TO BE DONE: Pick out each line of the records in which the word "Описание" appears.

RECORDS FOR THIS EXERCISE:
==========
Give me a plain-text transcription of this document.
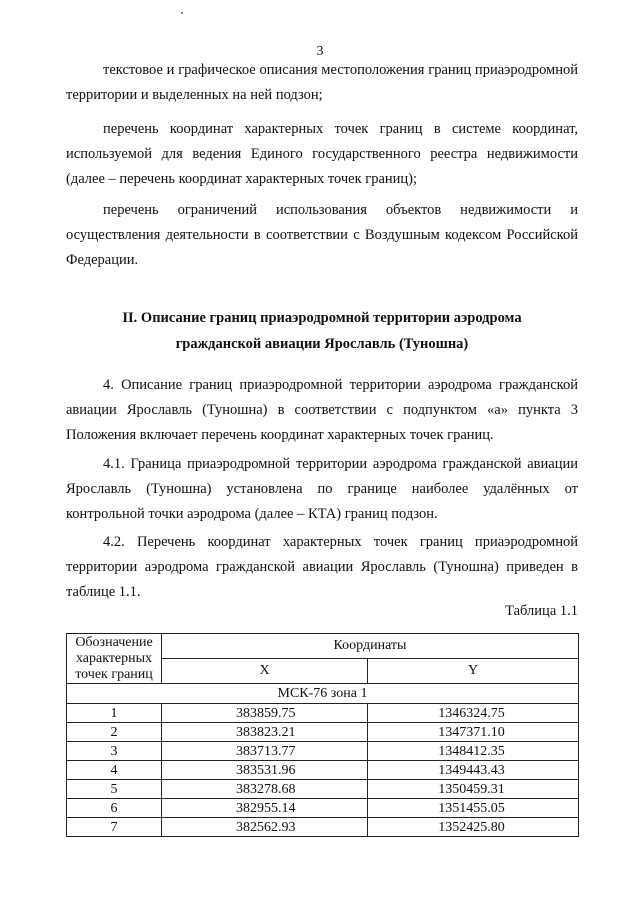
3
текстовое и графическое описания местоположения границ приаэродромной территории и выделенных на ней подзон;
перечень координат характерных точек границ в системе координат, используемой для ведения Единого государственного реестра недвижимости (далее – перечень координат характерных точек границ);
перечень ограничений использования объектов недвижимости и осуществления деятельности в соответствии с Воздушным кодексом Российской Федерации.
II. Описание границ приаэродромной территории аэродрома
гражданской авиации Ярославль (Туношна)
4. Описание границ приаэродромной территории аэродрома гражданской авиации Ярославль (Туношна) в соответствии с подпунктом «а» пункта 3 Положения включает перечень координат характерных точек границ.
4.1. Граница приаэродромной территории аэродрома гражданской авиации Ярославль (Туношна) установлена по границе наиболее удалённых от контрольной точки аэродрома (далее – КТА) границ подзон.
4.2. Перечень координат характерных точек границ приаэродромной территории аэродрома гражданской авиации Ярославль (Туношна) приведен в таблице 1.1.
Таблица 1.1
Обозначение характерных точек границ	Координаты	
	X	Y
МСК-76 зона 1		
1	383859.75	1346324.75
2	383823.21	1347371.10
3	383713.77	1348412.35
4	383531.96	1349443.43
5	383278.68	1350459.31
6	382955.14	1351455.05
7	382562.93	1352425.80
==========
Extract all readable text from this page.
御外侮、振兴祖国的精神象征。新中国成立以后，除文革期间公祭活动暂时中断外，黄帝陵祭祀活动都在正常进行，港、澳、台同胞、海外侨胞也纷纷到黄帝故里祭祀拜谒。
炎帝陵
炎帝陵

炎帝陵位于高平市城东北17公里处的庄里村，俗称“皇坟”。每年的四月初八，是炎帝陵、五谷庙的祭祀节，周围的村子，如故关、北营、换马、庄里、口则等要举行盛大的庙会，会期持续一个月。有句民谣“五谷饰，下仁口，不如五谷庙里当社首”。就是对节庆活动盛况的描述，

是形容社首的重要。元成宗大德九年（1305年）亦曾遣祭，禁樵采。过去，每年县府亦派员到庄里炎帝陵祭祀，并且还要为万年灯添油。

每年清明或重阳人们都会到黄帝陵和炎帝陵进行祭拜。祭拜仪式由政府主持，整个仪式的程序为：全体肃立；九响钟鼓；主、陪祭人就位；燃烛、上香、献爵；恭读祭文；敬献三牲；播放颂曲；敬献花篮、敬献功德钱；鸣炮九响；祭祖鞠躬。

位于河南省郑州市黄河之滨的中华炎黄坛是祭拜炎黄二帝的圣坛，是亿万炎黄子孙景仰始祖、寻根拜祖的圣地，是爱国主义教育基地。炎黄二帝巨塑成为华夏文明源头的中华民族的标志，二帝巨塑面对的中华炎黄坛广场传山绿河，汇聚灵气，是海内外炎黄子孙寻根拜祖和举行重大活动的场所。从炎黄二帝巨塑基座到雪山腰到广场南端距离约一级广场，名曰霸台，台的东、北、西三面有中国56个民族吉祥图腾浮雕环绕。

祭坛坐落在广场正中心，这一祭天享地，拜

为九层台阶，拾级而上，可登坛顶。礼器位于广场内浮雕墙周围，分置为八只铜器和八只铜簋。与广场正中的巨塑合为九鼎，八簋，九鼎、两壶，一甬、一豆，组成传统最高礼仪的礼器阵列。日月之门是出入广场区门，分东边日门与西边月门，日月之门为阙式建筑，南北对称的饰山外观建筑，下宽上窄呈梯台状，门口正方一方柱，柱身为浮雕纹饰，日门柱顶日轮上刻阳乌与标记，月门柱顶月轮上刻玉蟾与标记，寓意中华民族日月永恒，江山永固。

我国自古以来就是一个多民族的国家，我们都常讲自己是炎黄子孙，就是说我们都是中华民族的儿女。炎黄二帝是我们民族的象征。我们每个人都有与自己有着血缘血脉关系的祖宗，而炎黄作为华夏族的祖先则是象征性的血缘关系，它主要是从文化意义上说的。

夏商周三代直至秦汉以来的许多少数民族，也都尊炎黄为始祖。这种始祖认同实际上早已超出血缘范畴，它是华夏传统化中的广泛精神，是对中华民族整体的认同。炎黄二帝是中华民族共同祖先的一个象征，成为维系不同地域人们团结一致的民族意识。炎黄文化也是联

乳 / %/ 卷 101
==========
REPLY:
II. Описание границ приаэродромной территории аэродрома
4. Описание границ приаэродромной территории аэродрома гражданской авиации Ярославль (Туношна) в соответствии с подпунктом «а» пункта 3 Положения включает перечень координат характерных точек границ.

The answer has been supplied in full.